++++ Texte fourni ++++

Livre posthume de Serge Bouchard, La Prière de l’épinette noire offre une suite à L’Allume-cigarette de la Chrysler noire (2019) et à Un café avec Marie (2021). Il se dégage, à sa lecture, un certain parfum de mélancolie, une nostalgie alimentée d’ailleurs pour celui qui se charge de le préfacer, Jean-Philippe Pleau, bien orphelin aujourd’hui.
Mais Jean-Philippe Pleau sait aussi nous décrire le sérieux, l’application pleine d’humour, que savait consacrer l’écrivain à son labeur radiophonique. On conçoit bien comment, en la radio, un ton et une manière de créer, par la plume et la voix, ses inflexions singulières version Bouchard, un style s’est imposé, qui doit beaucoup à l’amour et à la compréhension qu’avait l’animateur de son médium privilégié.
J’aime lire le Bouchard loquace, celui qui s’étend en de plus longs chapitres sur ses objets d’études préférés et qui me communiquent une ferveur que je peux dès lors partager avec lui. J’avais oublié cette autre version de lui-même qu’il a pourtant si souvent présentée en des textes courts, frappés du sceau d’une pensée qui sait frapper juste et fort. Il est certain que son amour de la radio, de ce médium qui permet d’entrer subrepticement dans l’intimité des gens, de leurs pensées, y est pour beaucoup. Il nous parle du coeur à l’oreille et il faut croire que cette ouverture du corps nous mène subtilement à l’âme, à la nôtre et, dans l’autre sens, à travers ce chaman de la songerie qu’est Bouchard, à celle des choses et des êtres dont il nous parle.

Le mot est beau ; il m’arrive ainsi au détour de ce texte, sans crier gare : songerie. Il m’a été suggéré par l’occasion. C’est bien de songeries qu’il s’agit quand Serge Bouchard s’exprime ainsi. D’abord, il y a le fait que le sujet est comme lancé dans les airs, confié aux bons soins de ce médium aérien par excellence. On voltige avec lui; on perd quelque peu pied. Car Bouchard nous surprend et nous saisit dans ce que l’on suspecte autour de nous sans s’y arrêter. Lui sait le faire. Lui sait regarder, saisir quelque menu fait, quelques traits de ce monde, quelque événement passager, un écho de l’actualité ou un fait de l’histoire qui revient soudainement à la surface.

++++ Extrait des données ++++

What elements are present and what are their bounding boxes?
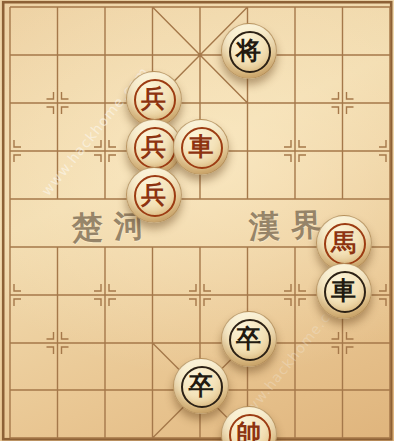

++++

Énoncé —
Recopiez fidèlement le passage de la critique de La Prière de l'épinette noire qui va de « Mais Jean-Philippe Pleau » jusqu'à « son médium privilégié. ».

Résultat de l'exercice —
Mais Jean-Philippe Pleau sait aussi nous décrire le sérieux, l’application pleine d’humour, que savait consacrer l’écrivain à son labeur radiophonique. On conçoit bien comment, en la radio, un ton et une manière de créer, par la plume et la voix, ses inflexions singulières version Bouchard, un style s’est imposé, qui doit beaucoup à l’amour et à la compréhension qu’avait l’animateur de son médium privilégié.